- _Text shown_
From Dave Langford, 94 London Road, Reading, Berkshire, RG1 5AU, UK. Fax 0705 080 1534. ISSN 0265-9816. E-mail ansible[at]cix.co.uk. Logo: Dan Steffan. Cartoon: Atom. Available for SAEs with Fort Mudge Steam Calliope Company logo.

TROPICON/FANHISTORICON SPECIAL. Thank you all for having me! Here's another of those extra issues of Ansible produced for cons where I'm a guest. Most of it comes from my apazine Cloud Chamber.


Infinitely Improbable

Oddity found in Charing Cross Road: First Whisper of 'The Wind in the Willows' (1944) by Kenneth Grahame. This contains the storytelling letters to his son in which the great book's characters first took shape, plus a hitherto unpublished story about a different set of talking animals – including a mole. His widow Elspeth's occasionally glutinous introduction takes up nearly half the slim (89pp) volume, and without any apparent sense of irony tells the tale of the original mole that inspired it all. If you have tears to shed, prepare to shed them now. Apparently Grahame went out into the garden one night and found a robin and a mole having a tug-o'-war with a huge worm as the rope. The robin left in haste, but Grahame grabbed the mole and decided that his small son, then asleep, would like to see it next morning. So he placed the mole in a stout hamper in the kitchen, added some worm-laden chunks of turf in case it fancied a snack, weighted down the lid, and went to bed. During the night, evidently, the resourceful animal used its powerful digging arms to lever up the lid, and got out on to the kitchen floor. Where, bright and early next morning, the Grahames' aged and near-sighted housekeeper mistook it for a rat and beat it to death with her broom. Aaaahhhh.

- _Dataset entries_
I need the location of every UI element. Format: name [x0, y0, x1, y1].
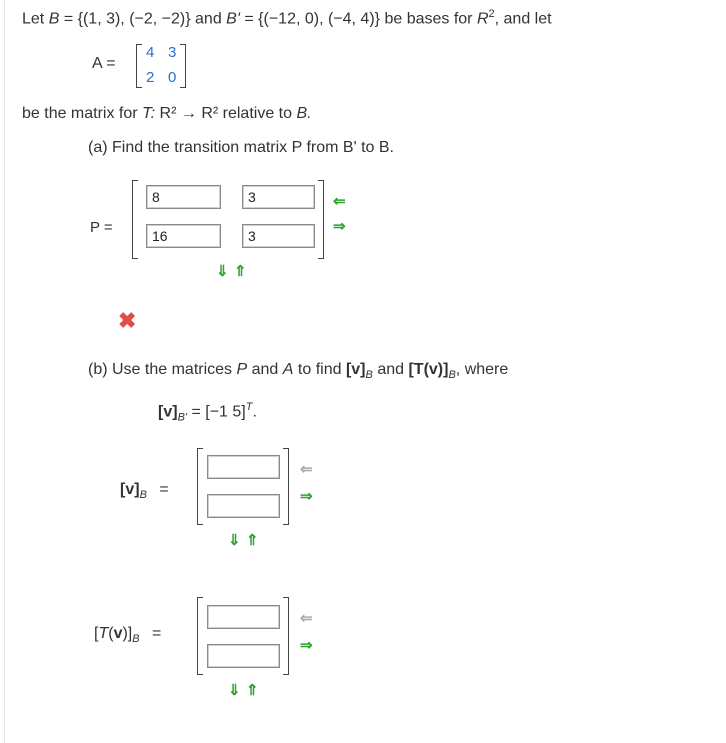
matrix-a-cell: 2 [146, 69, 155, 86]
matrix-description: be the matrix for T: R² → R² relative to B. [22, 105, 312, 122]
p-cell-2-1[interactable] [146, 224, 221, 248]
remove-row-up-arrow-icon[interactable]: ⇑ [246, 682, 259, 699]
remove-row-up-arrow-icon[interactable]: ⇑ [246, 532, 259, 549]
left-border [4, 0, 5, 743]
p-label: P = [90, 219, 113, 236]
remove-column-left-arrow-icon[interactable]: ⇐ [333, 193, 346, 210]
intro-line: Let B = {(1, 3), (−2, −2)} and B' = {(−12, 0), (−4, 4)} be bases for $R^2$, and let [22, 8, 552, 28]
incorrect-x-icon: ✖ [118, 308, 137, 333]
add-column-right-arrow-icon[interactable]: ⇒ [333, 218, 346, 235]
matrix-a-label: A = [92, 55, 116, 72]
vb-left-bracket [197, 448, 203, 525]
tvb-right-bracket [283, 597, 289, 675]
add-row-down-arrow-icon[interactable]: ⇓ [228, 532, 241, 549]
remove-column-left-arrow-icon: ⇐ [300, 461, 313, 478]
remove-row-up-arrow-icon[interactable]: ⇑ [234, 263, 247, 280]
matrix-a-left-bracket [136, 44, 142, 88]
vb-cell-1[interactable] [207, 455, 280, 479]
part-b-prompt: (b) Use the matrices P and A to find $[v]_B$ and $[T(v)]_B$, where [88, 361, 509, 382]
vb-right-bracket [283, 448, 289, 525]
matrix-p-right-bracket [318, 180, 324, 259]
matrix-a-right-bracket [180, 44, 186, 88]
p-cell-1-1[interactable] [146, 185, 221, 209]
add-column-right-arrow-icon[interactable]: ⇒ [300, 488, 313, 505]
p-cell-2-2[interactable] [242, 224, 315, 248]
add-row-down-arrow-icon[interactable]: ⇓ [228, 682, 241, 699]
matrix-a-cell: 3 [168, 44, 177, 61]
matrix-a-cell: 0 [168, 69, 177, 86]
tvb-cell-2[interactable] [207, 644, 280, 668]
p-cell-1-2[interactable] [242, 185, 315, 209]
vb-cell-2[interactable] [207, 494, 280, 518]
tvb-left-bracket [197, 597, 203, 675]
remove-column-left-arrow-icon: ⇐ [300, 610, 313, 627]
matrix-p-left-bracket [132, 180, 138, 259]
matrix-a-cell: 4 [146, 44, 155, 61]
part-a-prompt: (a) Find the transition matrix P from B' to B. [88, 139, 394, 156]
vb-label: $[v]_B$ = [120, 481, 169, 502]
tvb-cell-1[interactable] [207, 605, 280, 629]
add-row-down-arrow-icon[interactable]: ⇓ [216, 263, 229, 280]
add-column-right-arrow-icon[interactable]: ⇒ [300, 637, 313, 654]
tvb-label: $[T(v)]_B$ = [94, 625, 162, 646]
given-vector: $[v]_{B'} = [-1$ 5]$^T$. [158, 401, 257, 424]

- _Complete the following_
- a) List every person named in the Ansible excerpt.
- b) In the Ansible excerpt, what did the housekeeper mistake the mole for?
- c) Print the passage of the Ansible excerpt starting at "From Dave Langford, 94" and ending at "Calliope Company logo.".
The dataset entries stand apart from the Ansible excerpt and are separate material.

- _Task answers_
- a) Dave Langford, Dan Steffan, Atom, Kenneth Grahame, Elspeth

- b) A rat.

- c)
From Dave Langford, 94 London Road, Reading, Berkshire, RG1 5AU, UK. Fax 0705 080 1534. ISSN 0265-9816. E-mail ansible[at]cix.co.uk. Logo: Dan Steffan. Cartoon: Atom. Available for SAEs with Fort Mudge Steam Calliope Company logo.